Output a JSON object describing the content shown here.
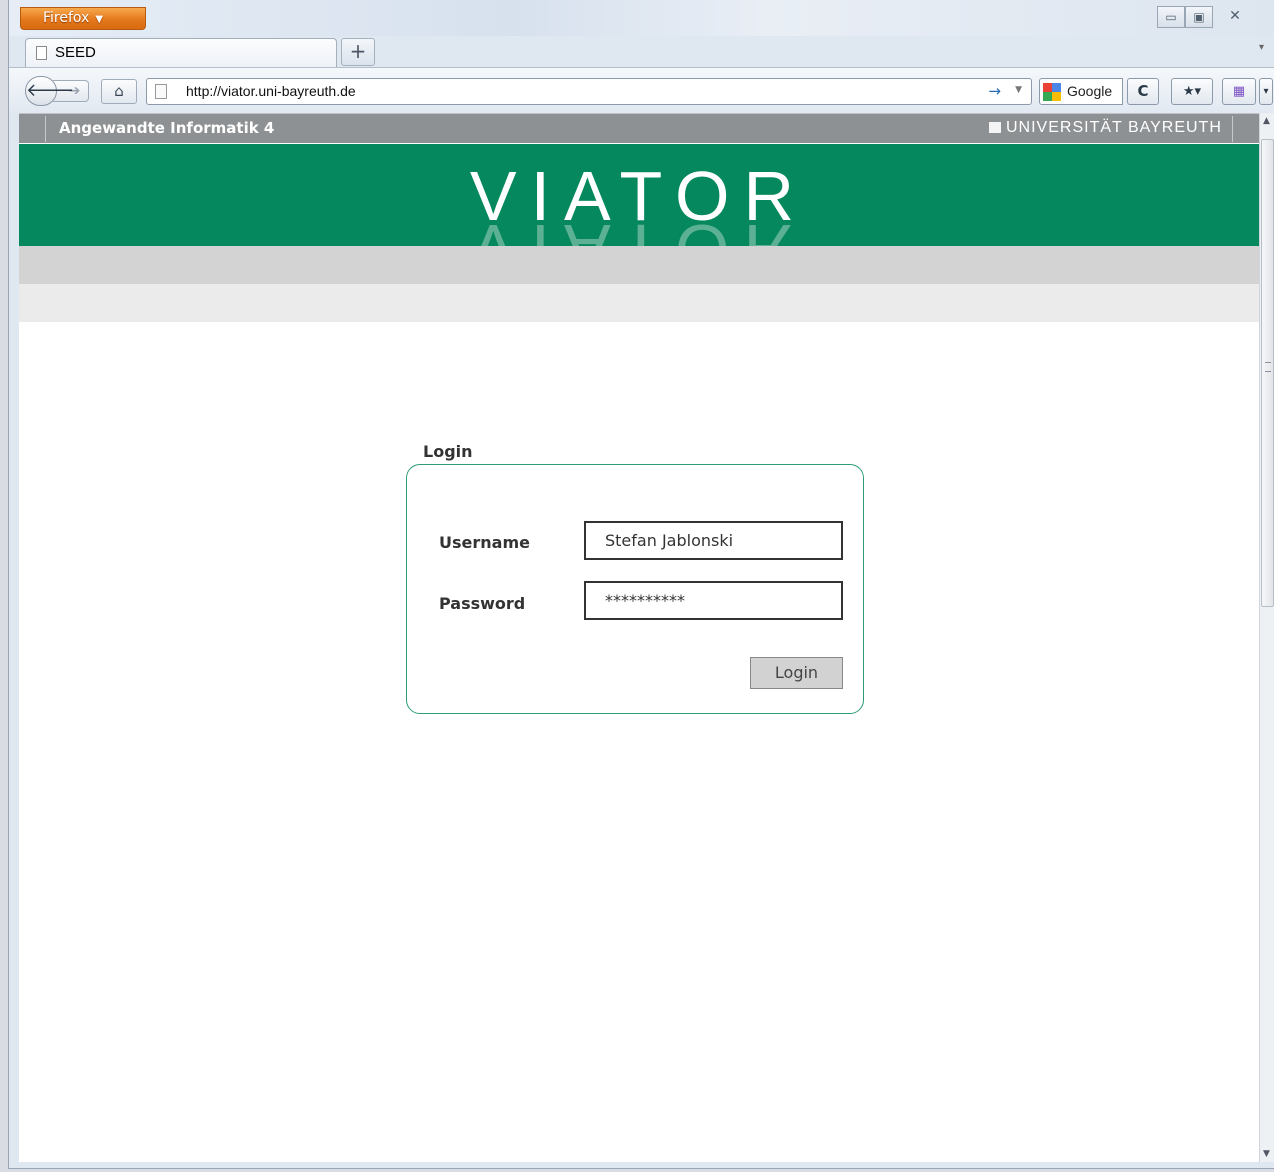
{
  "browser": {
    "menu_label": "Firefox",
    "tab_title": "SEED",
    "new_tab_symbol": "+",
    "url": "http://viator.uni-bayreuth.de",
    "search_engine": "Google",
    "window_controls": {
      "minimize": "▭",
      "maximize": "▣",
      "close": "✕"
    }
  },
  "header": {
    "department": "Angewandte Informatik 4",
    "university": "UNIVERSITÄT BAYREUTH",
    "logo_text": "VIATOR"
  },
  "login": {
    "legend": "Login",
    "username_label": "Username",
    "username_value": "Stefan Jablonski",
    "password_label": "Password",
    "password_value": "**********",
    "submit_label": "Login"
  },
  "colors": {
    "banner": "#05885d",
    "box_border": "#2e9b7b",
    "top_strip": "#8e9193"
  }
}
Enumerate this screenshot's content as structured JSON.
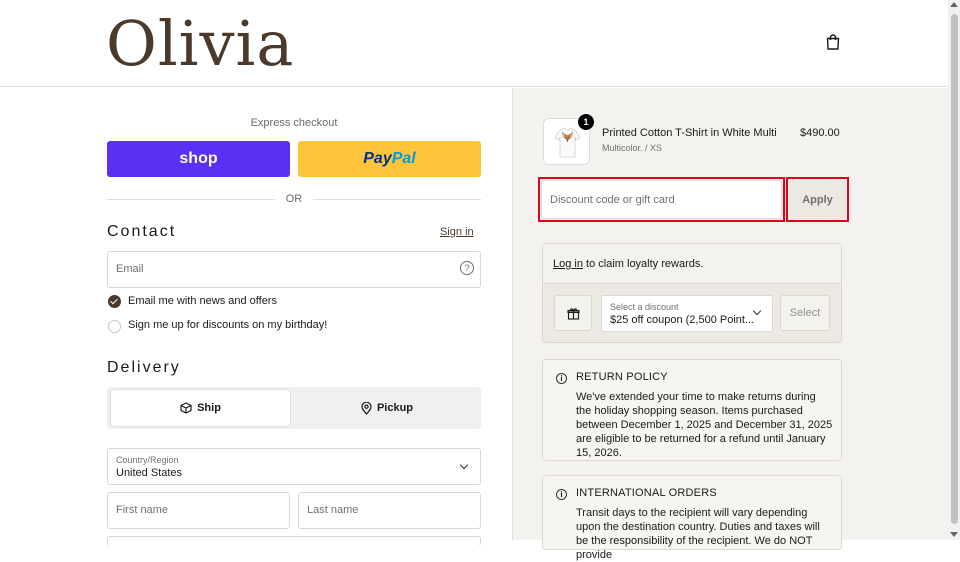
{
  "header": {
    "logo": "Olivia",
    "cart_icon": "shopping-bag-icon"
  },
  "express": {
    "label": "Express checkout",
    "shop_label": "shop",
    "paypal_pay": "Pay",
    "paypal_pal": "Pal",
    "or_label": "OR"
  },
  "contact": {
    "title": "Contact",
    "sign_in": "Sign in",
    "email_placeholder": "Email",
    "help_icon": "?",
    "news_label": "Email me with news and offers",
    "news_checked": true,
    "birthday_label": "Sign me up for discounts on my birthday!",
    "birthday_checked": false
  },
  "delivery": {
    "title": "Delivery",
    "tabs": [
      {
        "label": "Ship",
        "icon": "package-icon",
        "selected": true
      },
      {
        "label": "Pickup",
        "icon": "map-pin-icon",
        "selected": false
      }
    ],
    "country_label": "Country/Region",
    "country_value": "United States",
    "first_name_placeholder": "First name",
    "last_name_placeholder": "Last name"
  },
  "order": {
    "item": {
      "name": "Printed Cotton T-Shirt in White Multi",
      "variant": "Multicolor. / XS",
      "price": "$490.00",
      "quantity": "1"
    },
    "discount_placeholder": "Discount code or gift card",
    "apply_label": "Apply"
  },
  "loyalty": {
    "link": "Log in",
    "text": " to claim loyalty rewards.",
    "select_label": "Select a discount",
    "select_value": "$25 off coupon (2,500 Point...",
    "select_button": "Select"
  },
  "policies": [
    {
      "title": "RETURN POLICY",
      "body": "We've extended your time to make returns during the holiday shopping season. Items purchased between December 1, 2025 and December 31, 2025 are eligible to be returned for a refund until January 15, 2026."
    },
    {
      "title": "INTERNATIONAL ORDERS",
      "body": "Transit days to the recipient will vary depending upon the destination country. Duties and taxes will be the responsibility of the recipient. We do NOT provide"
    }
  ],
  "colors": {
    "shop_pay": "#5a31f4",
    "paypal": "#ffc439",
    "brand": "#4b3a2b",
    "highlight": "#e3001b",
    "summary_bg": "#f4f2ee"
  }
}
##########
[STATED TASK]: Copy out the listing exactly as it stands, but not the pictures.

[RESULT FOR THIS EXERCISE]:
Output a JSON object describing the content shown here.
{
  "browser": {
    "menu_label": "Firefox",
    "tab_title": "SEED",
    "new_tab_symbol": "+",
    "url": "http://viator.uni-bayreuth.de",
    "search_engine": "Google",
    "window_controls": {
      "minimize": "▭",
      "maximize": "▣",
      "close": "✕"
    }
  },
  "header": {
    "department": "Angewandte Informatik 4",
    "university": "UNIVERSITÄT BAYREUTH",
    "logo_text": "VIATOR"
  },
  "login": {
    "legend": "Login",
    "username_label": "Username",
    "username_value": "Stefan Jablonski",
    "password_label": "Password",
    "password_value": "**********",
    "submit_label": "Login"
  },
  "colors": {
    "banner": "#05885d",
    "box_border": "#2e9b7b",
    "top_strip": "#8e9193"
  }
}
Enumerate this screenshot's content as structured JSON.
{
  "header": {
    "logo": "Olivia",
    "cart_icon": "shopping-bag-icon"
  },
  "express": {
    "label": "Express checkout",
    "shop_label": "shop",
    "paypal_pay": "Pay",
    "paypal_pal": "Pal",
    "or_label": "OR"
  },
  "contact": {
    "title": "Contact",
    "sign_in": "Sign in",
    "email_placeholder": "Email",
    "help_icon": "?",
    "news_label": "Email me with news and offers",
    "news_checked": true,
    "birthday_label": "Sign me up for discounts on my birthday!",
    "birthday_checked": false
  },
  "delivery": {
    "title": "Delivery",
    "tabs": [
      {
        "label": "Ship",
        "icon": "package-icon",
        "selected": true
      },
      {
        "label": "Pickup",
        "icon": "map-pin-icon",
        "selected": false
      }
    ],
    "country_label": "Country/Region",
    "country_value": "United States",
    "first_name_placeholder": "First name",
    "last_name_placeholder": "Last name"
  },
  "order": {
    "item": {
      "name": "Printed Cotton T-Shirt in White Multi",
      "variant": "Multicolor. / XS",
      "price": "$490.00",
      "quantity": "1"
    },
    "discount_placeholder": "Discount code or gift card",
    "apply_label": "Apply"
  },
  "loyalty": {
    "link": "Log in",
    "text": " to claim loyalty rewards.",
    "select_label": "Select a discount",
    "select_value": "$25 off coupon (2,500 Point...",
    "select_button": "Select"
  },
  "policies": [
    {
      "title": "RETURN POLICY",
      "body": "We've extended your time to make returns during the holiday shopping season. Items purchased between December 1, 2025 and December 31, 2025 are eligible to be returned for a refund until January 15, 2026."
    },
    {
      "title": "INTERNATIONAL ORDERS",
      "body": "Transit days to the recipient will vary depending upon the destination country. Duties and taxes will be the responsibility of the recipient. We do NOT provide"
    }
  ],
  "colors": {
    "shop_pay": "#5a31f4",
    "paypal": "#ffc439",
    "brand": "#4b3a2b",
    "highlight": "#e3001b",
    "summary_bg": "#f4f2ee"
  }
}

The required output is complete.